**GIVEN REQUEST:** Give only the number of lines that include the string "прочие".

**DATA FOR THIS TASK:**

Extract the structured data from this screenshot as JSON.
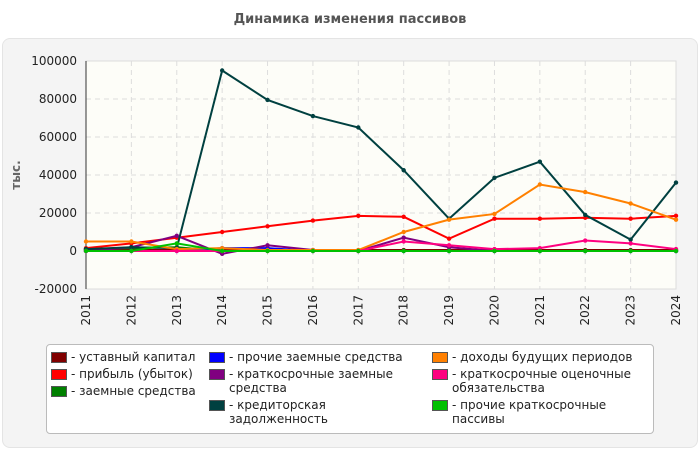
{
  "chart_data": {
    "type": "line",
    "title": "Динамика изменения пассивов",
    "ylabel": "тыс.",
    "xlabel": "",
    "ylim": [
      -20000,
      100000
    ],
    "yticks": [
      100000,
      80000,
      60000,
      40000,
      20000,
      0,
      -20000
    ],
    "grid": true,
    "legend_position": "bottom",
    "categories": [
      "2011",
      "2012",
      "2013",
      "2014",
      "2015",
      "2016",
      "2017",
      "2018",
      "2019",
      "2020",
      "2021",
      "2022",
      "2023",
      "2024"
    ],
    "series": [
      {
        "name": "- уставный капитал",
        "color": "#800000",
        "values": [
          500,
          500,
          500,
          500,
          500,
          500,
          500,
          500,
          500,
          500,
          500,
          500,
          500,
          500
        ]
      },
      {
        "name": "- прибыль (убыток)",
        "color": "#ff0000",
        "values": [
          1500,
          4000,
          7000,
          10000,
          13000,
          16000,
          18500,
          18000,
          6500,
          17000,
          17000,
          17500,
          17000,
          18500
        ]
      },
      {
        "name": "- заемные средства",
        "color": "#008000",
        "values": [
          1000,
          1500,
          2000,
          0,
          0,
          0,
          0,
          0,
          0,
          0,
          0,
          0,
          0,
          0
        ]
      },
      {
        "name": "- прочие заемные средства",
        "color": "#0000ff",
        "values": [
          0,
          0,
          0,
          1500,
          1500,
          0,
          0,
          0,
          0,
          0,
          0,
          0,
          0,
          0
        ]
      },
      {
        "name": "- краткосрочные заемные средства",
        "color": "#800080",
        "values": [
          0,
          2000,
          8000,
          -1500,
          3000,
          500,
          0,
          7000,
          2000,
          0,
          0,
          0,
          0,
          0
        ]
      },
      {
        "name": "- кредиторская задолженность",
        "color": "#004040",
        "values": [
          1000,
          2000,
          1500,
          95000,
          79500,
          71000,
          65000,
          42500,
          17000,
          38500,
          47000,
          19000,
          6000,
          36000
        ]
      },
      {
        "name": "- доходы будущих периодов",
        "color": "#ff8000",
        "values": [
          5000,
          5000,
          1000,
          1500,
          500,
          500,
          500,
          10000,
          16500,
          19500,
          35000,
          31000,
          25000,
          16500
        ]
      },
      {
        "name": "- краткосрочные оценочные обязательства",
        "color": "#ff0080",
        "values": [
          0,
          0,
          0,
          0,
          0,
          0,
          0,
          5000,
          3000,
          1000,
          1500,
          5500,
          4000,
          1000
        ]
      },
      {
        "name": "- прочие краткосрочные пассивы",
        "color": "#00c000",
        "values": [
          0,
          0,
          4000,
          0,
          0,
          0,
          0,
          0,
          0,
          0,
          0,
          0,
          0,
          0
        ]
      }
    ]
  }
}
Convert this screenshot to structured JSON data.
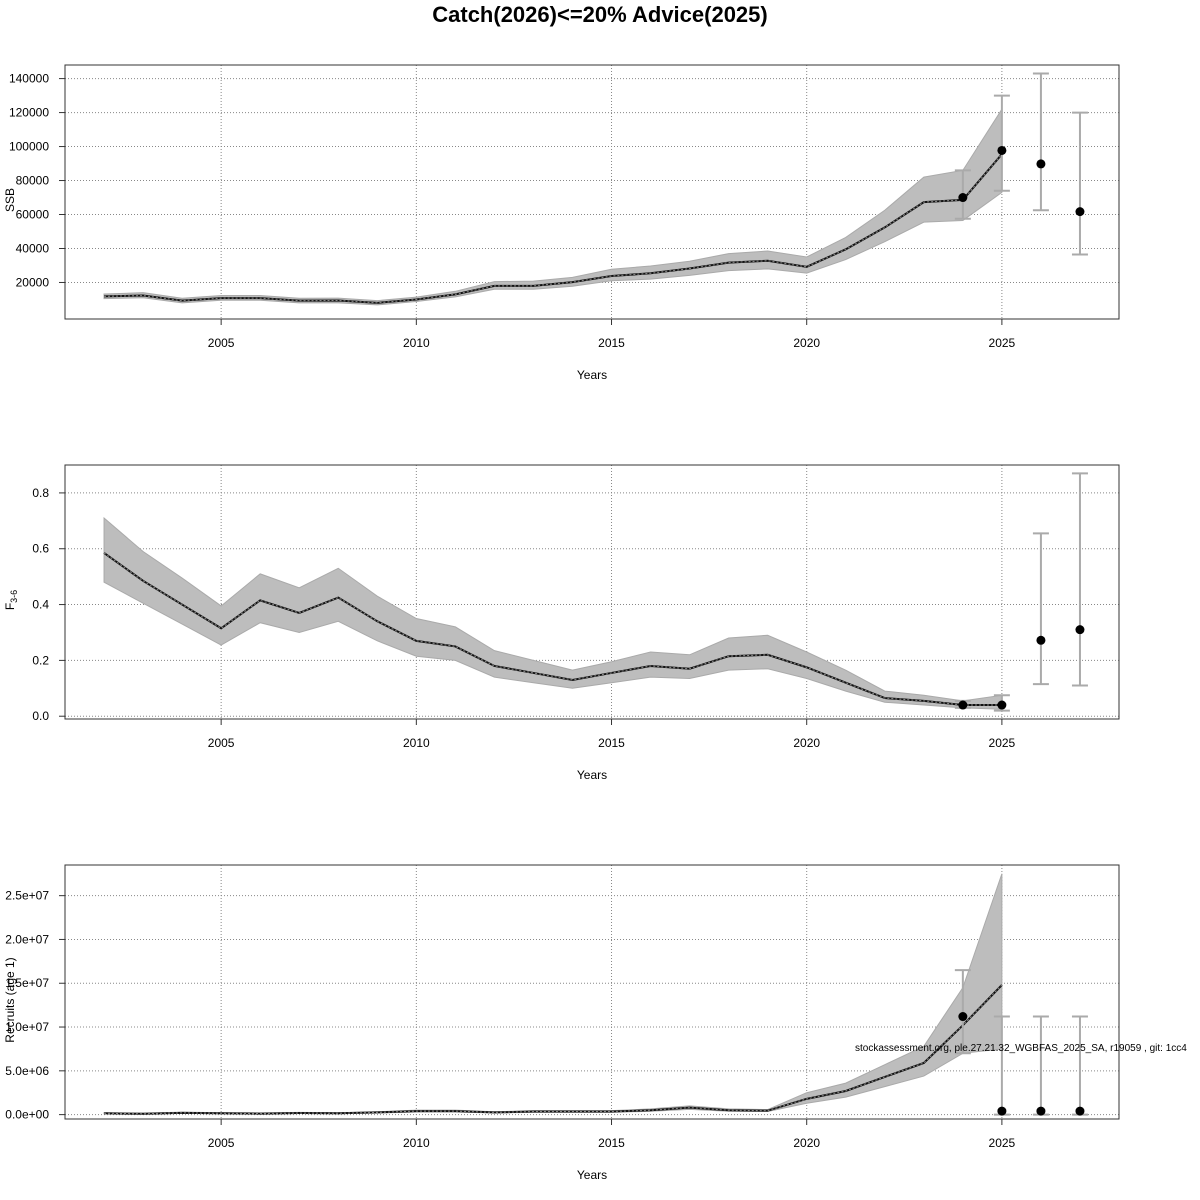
{
  "title": "Catch(2026)<=20% Advice(2025)",
  "footnote": "stockassessment.org, ple.27.21.32_WGBFAS_2025_SA, r19059 , git: 1cc4",
  "chart_data": [
    {
      "type": "line",
      "name": "ssb",
      "ylabel": "SSB",
      "xlabel": "Years",
      "xlim": [
        2001.0,
        2028.0
      ],
      "ylim": [
        -1500,
        148000
      ],
      "xticks": [
        2005,
        2010,
        2015,
        2020,
        2025
      ],
      "xtick_labels": [
        "2005",
        "2010",
        "2015",
        "2020",
        "2025"
      ],
      "yticks": [
        20000,
        40000,
        60000,
        80000,
        100000,
        120000,
        140000
      ],
      "ytick_labels": [
        "20000",
        "40000",
        "60000",
        "80000",
        "100000",
        "120000",
        "140000"
      ],
      "grid": true,
      "x": [
        2002,
        2003,
        2004,
        2005,
        2006,
        2007,
        2008,
        2009,
        2010,
        2011,
        2012,
        2013,
        2014,
        2015,
        2016,
        2017,
        2018,
        2019,
        2020,
        2021,
        2022,
        2023,
        2024,
        2025
      ],
      "estimate": [
        11800,
        12300,
        9300,
        10800,
        10800,
        9300,
        9400,
        8000,
        10000,
        13000,
        18000,
        18000,
        20200,
        23800,
        25400,
        28200,
        31700,
        32800,
        29200,
        39500,
        52400,
        67300,
        68600,
        95500
      ],
      "lower": [
        10500,
        11000,
        8000,
        9500,
        9500,
        8000,
        8000,
        6800,
        8800,
        11500,
        16000,
        16000,
        17800,
        21000,
        22000,
        24200,
        27000,
        28000,
        25500,
        33500,
        44000,
        55500,
        56500,
        73000
      ],
      "upper": [
        13200,
        14000,
        10700,
        12300,
        12300,
        10700,
        10800,
        9300,
        11400,
        14800,
        20500,
        20800,
        23000,
        27800,
        29700,
        32500,
        37000,
        38500,
        35000,
        46500,
        62500,
        82000,
        86000,
        122000
      ],
      "projections": [
        {
          "x": 2024,
          "y": 70000,
          "lower": 57500,
          "upper": 86000
        },
        {
          "x": 2025,
          "y": 97700,
          "lower": 74000,
          "upper": 130000
        },
        {
          "x": 2026,
          "y": 89800,
          "lower": 62500,
          "upper": 143000
        },
        {
          "x": 2027,
          "y": 61700,
          "lower": 36500,
          "upper": 120000
        }
      ]
    },
    {
      "type": "line",
      "name": "fbar",
      "ylabel": "F",
      "ylabel_sub": "3-6",
      "xlabel": "Years",
      "xlim": [
        2001.0,
        2028.0
      ],
      "ylim": [
        -0.01,
        0.9
      ],
      "xticks": [
        2005,
        2010,
        2015,
        2020,
        2025
      ],
      "xtick_labels": [
        "2005",
        "2010",
        "2015",
        "2020",
        "2025"
      ],
      "yticks": [
        0.0,
        0.2,
        0.4,
        0.6,
        0.8
      ],
      "ytick_labels": [
        "0.0",
        "0.2",
        "0.4",
        "0.6",
        "0.8"
      ],
      "grid": true,
      "x": [
        2002,
        2003,
        2004,
        2005,
        2006,
        2007,
        2008,
        2009,
        2010,
        2011,
        2012,
        2013,
        2014,
        2015,
        2016,
        2017,
        2018,
        2019,
        2020,
        2021,
        2022,
        2023,
        2024,
        2025
      ],
      "estimate": [
        0.585,
        0.485,
        0.4,
        0.315,
        0.415,
        0.37,
        0.425,
        0.34,
        0.27,
        0.25,
        0.18,
        0.155,
        0.13,
        0.155,
        0.18,
        0.17,
        0.215,
        0.22,
        0.175,
        0.12,
        0.065,
        0.055,
        0.04,
        0.04
      ],
      "lower": [
        0.48,
        0.405,
        0.33,
        0.255,
        0.335,
        0.3,
        0.34,
        0.27,
        0.215,
        0.2,
        0.14,
        0.12,
        0.1,
        0.12,
        0.14,
        0.135,
        0.165,
        0.17,
        0.135,
        0.09,
        0.05,
        0.04,
        0.03,
        0.025
      ],
      "upper": [
        0.71,
        0.59,
        0.495,
        0.395,
        0.51,
        0.46,
        0.53,
        0.43,
        0.35,
        0.32,
        0.235,
        0.2,
        0.165,
        0.195,
        0.23,
        0.22,
        0.28,
        0.29,
        0.23,
        0.165,
        0.09,
        0.075,
        0.055,
        0.075
      ],
      "projections": [
        {
          "x": 2024,
          "y": 0.04,
          "lower": 0.03,
          "upper": 0.055
        },
        {
          "x": 2025,
          "y": 0.04,
          "lower": 0.02,
          "upper": 0.075
        },
        {
          "x": 2026,
          "y": 0.272,
          "lower": 0.115,
          "upper": 0.655
        },
        {
          "x": 2027,
          "y": 0.31,
          "lower": 0.11,
          "upper": 0.87
        }
      ]
    },
    {
      "type": "line",
      "name": "recruits",
      "ylabel": "Recruits (age 1)",
      "xlabel": "Years",
      "xlim": [
        2001.0,
        2028.0
      ],
      "ylim": [
        -500000,
        28500000
      ],
      "xticks": [
        2005,
        2010,
        2015,
        2020,
        2025
      ],
      "xtick_labels": [
        "2005",
        "2010",
        "2015",
        "2020",
        "2025"
      ],
      "yticks": [
        0,
        5000000,
        10000000,
        15000000,
        20000000,
        25000000
      ],
      "ytick_labels": [
        "0.0e+00",
        "5.0e+06",
        "1.0e+07",
        "1.5e+07",
        "2.0e+07",
        "2.5e+07"
      ],
      "grid": true,
      "x": [
        2002,
        2003,
        2004,
        2005,
        2006,
        2007,
        2008,
        2009,
        2010,
        2011,
        2012,
        2013,
        2014,
        2015,
        2016,
        2017,
        2018,
        2019,
        2020,
        2021,
        2022,
        2023,
        2024,
        2025
      ],
      "estimate": [
        150000,
        100000,
        200000,
        150000,
        120000,
        180000,
        150000,
        250000,
        400000,
        400000,
        250000,
        350000,
        350000,
        350000,
        500000,
        800000,
        500000,
        450000,
        1800000,
        2700000,
        4300000,
        5900000,
        10200000,
        14800000
      ],
      "lower": [
        100000,
        60000,
        150000,
        100000,
        80000,
        130000,
        100000,
        180000,
        300000,
        300000,
        180000,
        260000,
        260000,
        260000,
        380000,
        600000,
        380000,
        350000,
        1300000,
        2000000,
        3200000,
        4400000,
        7000000,
        7500000
      ],
      "upper": [
        220000,
        150000,
        280000,
        220000,
        180000,
        250000,
        220000,
        330000,
        520000,
        520000,
        330000,
        450000,
        450000,
        450000,
        650000,
        1000000,
        650000,
        580000,
        2500000,
        3600000,
        5700000,
        7800000,
        14500000,
        27500000
      ],
      "projections": [
        {
          "x": 2024,
          "y": 11200000,
          "lower": 7000000,
          "upper": 16500000
        },
        {
          "x": 2025,
          "y": 400000,
          "lower": 0,
          "upper": 11200000
        },
        {
          "x": 2026,
          "y": 400000,
          "lower": 0,
          "upper": 11200000
        },
        {
          "x": 2027,
          "y": 400000,
          "lower": 0,
          "upper": 11200000
        }
      ]
    }
  ]
}
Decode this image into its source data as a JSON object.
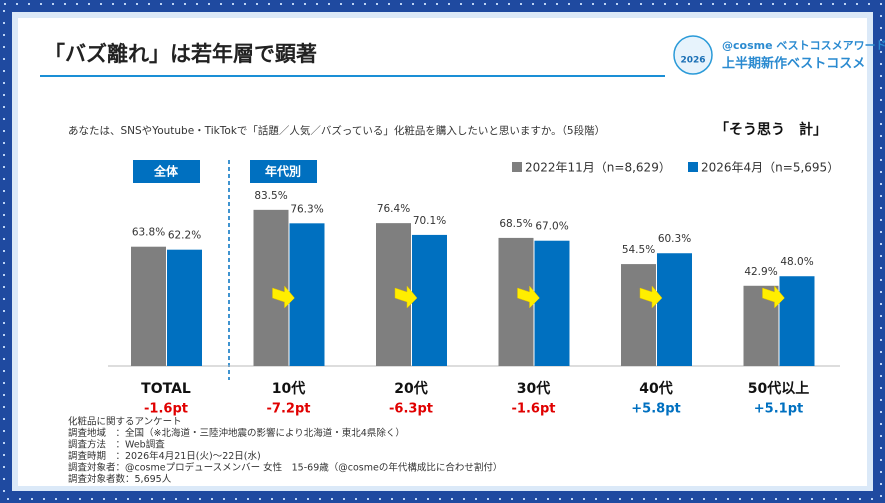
{
  "header": {
    "title": "「バズ離れ」は若年層で顕著",
    "logo_top": "@cosme ベストコスメアワード",
    "logo_bottom": "上半期新作ベストコスメ",
    "badge": "2026"
  },
  "chart_data": {
    "type": "bar",
    "question": "あなたは、SNSやYoutube・TikTokで「話題／人気／バズっている」化粧品を購入したいと思いますか。（5段階）",
    "measure": "「そう思う　計」",
    "group_labels": [
      "全体",
      "年代別"
    ],
    "categories": [
      "TOTAL",
      "10代",
      "20代",
      "30代",
      "40代",
      "50代以上"
    ],
    "series": [
      {
        "name": "2022年11月（n=8,629）",
        "color": "#7f7f7f",
        "values": [
          63.8,
          83.5,
          76.4,
          68.5,
          54.5,
          42.9
        ],
        "value_labels": [
          "63.8%",
          "83.5%",
          "76.4%",
          "68.5%",
          "54.5%",
          "42.9%"
        ]
      },
      {
        "name": "2026年4月（n=5,695）",
        "color": "#0070c0",
        "values": [
          62.2,
          76.3,
          70.1,
          67.0,
          60.3,
          48.0
        ],
        "value_labels": [
          "62.2%",
          "76.3%",
          "70.1%",
          "67.0%",
          "60.3%",
          "48.0%"
        ]
      }
    ],
    "differences": [
      -1.6,
      -7.2,
      -6.3,
      -1.6,
      5.8,
      5.1
    ],
    "difference_labels": [
      "-1.6pt",
      "-7.2pt",
      "-6.3pt",
      "-1.6pt",
      "+5.8pt",
      "+5.1pt"
    ]
  },
  "notes": [
    "化粧品に関するアンケート",
    "調査地域　：全国（※北海道・三陸沖地震の影響により北海道・東北4県除く）",
    "調査方法　：Web調査",
    "調査時期　：2026年4月21日(火)～22日(水)",
    "調査対象者：@cosmeプロデュースメンバー 女性　15-69歳（@cosmeの年代構成比に合わせ割付）",
    "調査対象者数：5,695人"
  ]
}
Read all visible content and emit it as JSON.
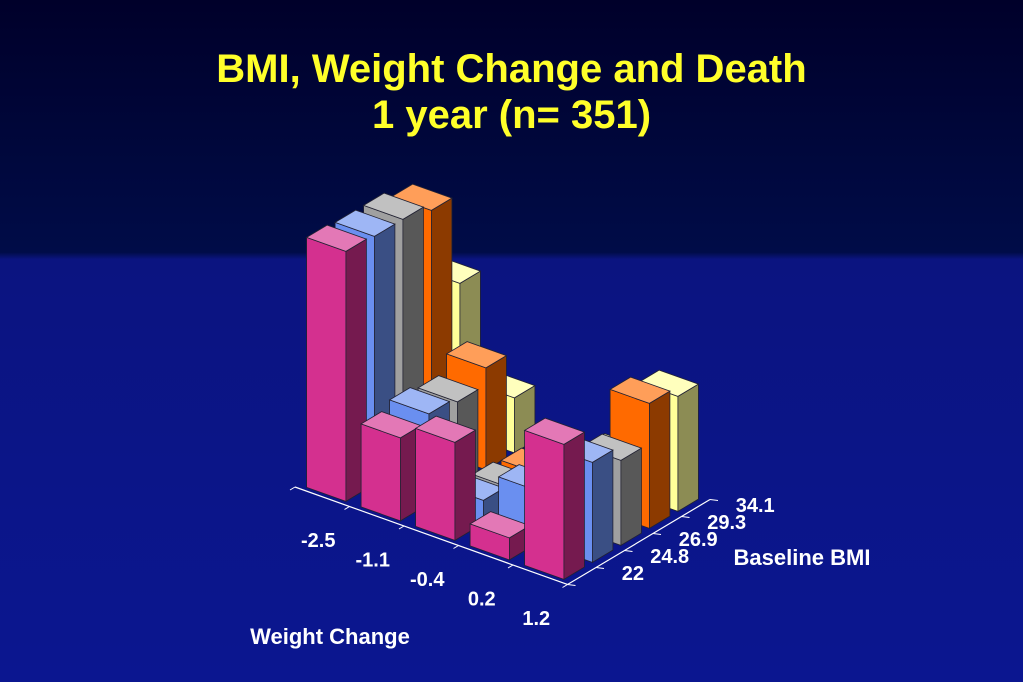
{
  "slide": {
    "title_line1": "BMI, Weight Change and Death",
    "title_line2": "1 year (n= 351)"
  },
  "chart_data": {
    "type": "bar3d",
    "title": "BMI, Weight Change and Death 1 year (n= 351)",
    "x_axis": {
      "label": "Weight Change",
      "categories": [
        "-2.5",
        "-1.1",
        "-0.4",
        "0.2",
        "1.2"
      ]
    },
    "depth_axis": {
      "label": "Baseline BMI",
      "categories": [
        "22",
        "24.8",
        "26.9",
        "29.3",
        "34.1"
      ]
    },
    "z_unit": "relative bar height (no z axis printed)",
    "series": [
      {
        "name": "22",
        "color": "#d4308f",
        "values": [
          250,
          83,
          98,
          22,
          135
        ]
      },
      {
        "name": "24.8",
        "color": "#6a8ff0",
        "values": [
          248,
          90,
          23,
          52,
          100
        ]
      },
      {
        "name": "26.9",
        "color": "#a0a0a0",
        "values": [
          248,
          85,
          18,
          15,
          85
        ]
      },
      {
        "name": "29.3",
        "color": "#ff6a00",
        "values": [
          240,
          102,
          15,
          45,
          125
        ]
      },
      {
        "name": "34.1",
        "color": "#ffff99",
        "values": [
          150,
          55,
          15,
          32,
          115
        ]
      }
    ]
  }
}
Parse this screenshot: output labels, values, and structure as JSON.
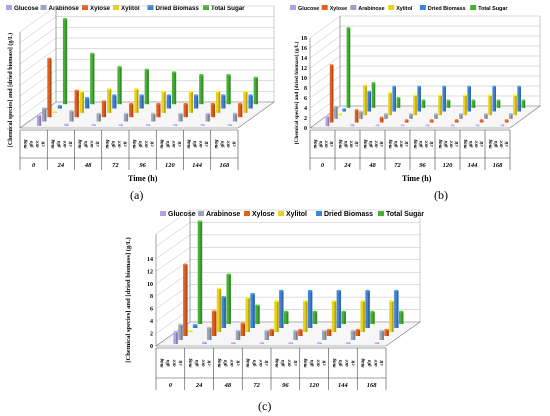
{
  "legend": {
    "items": [
      {
        "name": "Glucose",
        "color": "#b59ee8"
      },
      {
        "name": "Arabinose",
        "color": "#9aa6b8"
      },
      {
        "name": "Xylose",
        "color": "#e2601f"
      },
      {
        "name": "Xylitol",
        "color": "#e8d21c"
      },
      {
        "name": "Dried Biomass",
        "color": "#3f83d6"
      },
      {
        "name": "Total Sugar",
        "color": "#46b035"
      }
    ]
  },
  "panels": [
    {
      "letter": "(a)",
      "xtitle": "Time (h)",
      "ylabel": "[Chemical species] and [dried biomass] (g/L)"
    },
    {
      "letter": "(b)",
      "xtitle": "Time (h)",
      "ylabel": "[Chemical species] and [dried biomass] (g/L)"
    },
    {
      "letter": "(c)",
      "xtitle": "",
      "ylabel": "[Chemical species] and [dried biomass] (g/L)"
    }
  ],
  "chart_data": [
    {
      "type": "bar",
      "title": "",
      "xlabel": "Time (h)",
      "ylabel": "[Chemical species] and [dried biomass] (g/L)",
      "categories": [
        "0",
        "24",
        "48",
        "72",
        "96",
        "120",
        "144",
        "168"
      ],
      "sublabels": [
        "mag",
        "glu",
        "ace",
        "cit"
      ],
      "legend_order": [
        "Glucose",
        "Arabinose",
        "Xylose",
        "Xylitol",
        "Dried Biomass",
        "Total Sugar"
      ],
      "ylim": [
        0,
        18
      ],
      "series": [
        {
          "name": "Glucose",
          "values": [
            2.0,
            0.3,
            0.2,
            0.2,
            0.2,
            0.2,
            0.2,
            0.2
          ]
        },
        {
          "name": "Arabinose",
          "values": [
            2.5,
            2.0,
            1.5,
            1.5,
            1.5,
            1.5,
            1.5,
            1.5
          ]
        },
        {
          "name": "Xylose",
          "values": [
            11.0,
            5.0,
            3.0,
            2.5,
            2.5,
            2.5,
            2.5,
            2.5
          ]
        },
        {
          "name": "Xylitol",
          "values": [
            0.0,
            4.0,
            4.5,
            4.5,
            4.0,
            4.0,
            4.0,
            4.0
          ]
        },
        {
          "name": "Dried Biomass",
          "values": [
            0.5,
            2.0,
            2.5,
            2.5,
            2.5,
            2.5,
            2.5,
            2.5
          ]
        },
        {
          "name": "Total Sugar",
          "values": [
            16.0,
            9.5,
            7.0,
            6.5,
            6.0,
            5.5,
            5.5,
            5.0
          ]
        }
      ]
    },
    {
      "type": "bar",
      "title": "",
      "xlabel": "Time (h)",
      "ylabel": "[Chemical species] and [dried biomass] (g/L)",
      "categories": [
        "0",
        "24",
        "48",
        "72",
        "96",
        "120",
        "144",
        "168"
      ],
      "sublabels": [
        "mag",
        "glu",
        "ace",
        "cit"
      ],
      "legend_order": [
        "Glucose",
        "Xylose",
        "Arabinose",
        "Xylitol",
        "Dried Biomass",
        "Total Sugar"
      ],
      "ylim": [
        0,
        18
      ],
      "yticks": [
        0,
        2,
        4,
        6,
        8,
        10,
        12,
        14,
        16,
        18
      ],
      "series": [
        {
          "name": "Glucose",
          "values": [
            2.0,
            0.3,
            0.2,
            0.2,
            0.2,
            0.2,
            0.2,
            0.2
          ]
        },
        {
          "name": "Xylose",
          "values": [
            11.5,
            2.5,
            1.0,
            0.5,
            0.5,
            0.5,
            0.5,
            0.5
          ]
        },
        {
          "name": "Arabinose",
          "values": [
            2.5,
            1.5,
            1.0,
            1.0,
            1.0,
            1.0,
            1.0,
            1.0
          ]
        },
        {
          "name": "Xylitol",
          "values": [
            0.0,
            6.0,
            4.5,
            4.0,
            4.0,
            4.0,
            4.0,
            4.0
          ]
        },
        {
          "name": "Dried Biomass",
          "values": [
            0.5,
            4.0,
            5.0,
            5.0,
            5.0,
            5.0,
            5.0,
            5.0
          ]
        },
        {
          "name": "Total Sugar",
          "values": [
            16.0,
            5.0,
            2.0,
            1.5,
            1.5,
            1.5,
            1.5,
            1.5
          ]
        }
      ]
    },
    {
      "type": "bar",
      "title": "",
      "xlabel": "",
      "ylabel": "[Chemical species] and [dried biomass] (g/L)",
      "categories": [
        "0",
        "24",
        "48",
        "72",
        "96",
        "120",
        "144",
        "168"
      ],
      "sublabels": [
        "mag",
        "glu",
        "ace",
        "cit"
      ],
      "legend_order": [
        "Glucose",
        "Arabinose",
        "Xylose",
        "Xylitol",
        "Dried Biomass",
        "Total Sugar"
      ],
      "ylim": [
        0,
        18
      ],
      "yticks": [
        0,
        2,
        4,
        6,
        8,
        10,
        12,
        14
      ],
      "series": [
        {
          "name": "Glucose",
          "values": [
            2.0,
            0.3,
            0.2,
            0.2,
            0.2,
            0.2,
            0.2,
            0.2
          ]
        },
        {
          "name": "Arabinose",
          "values": [
            2.5,
            2.0,
            1.5,
            1.5,
            1.5,
            1.5,
            1.5,
            1.5
          ]
        },
        {
          "name": "Xylose",
          "values": [
            11.5,
            4.0,
            2.0,
            1.0,
            1.0,
            1.0,
            1.0,
            1.0
          ]
        },
        {
          "name": "Xylitol",
          "values": [
            0.0,
            7.0,
            5.5,
            5.0,
            5.0,
            5.0,
            5.0,
            5.0
          ]
        },
        {
          "name": "Dried Biomass",
          "values": [
            0.5,
            5.0,
            5.5,
            6.0,
            6.0,
            6.0,
            6.0,
            6.0
          ]
        },
        {
          "name": "Total Sugar",
          "values": [
            16.5,
            8.0,
            3.0,
            2.0,
            2.0,
            2.0,
            2.0,
            2.0
          ]
        }
      ]
    }
  ]
}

**CORRECT RESPONSE:** 2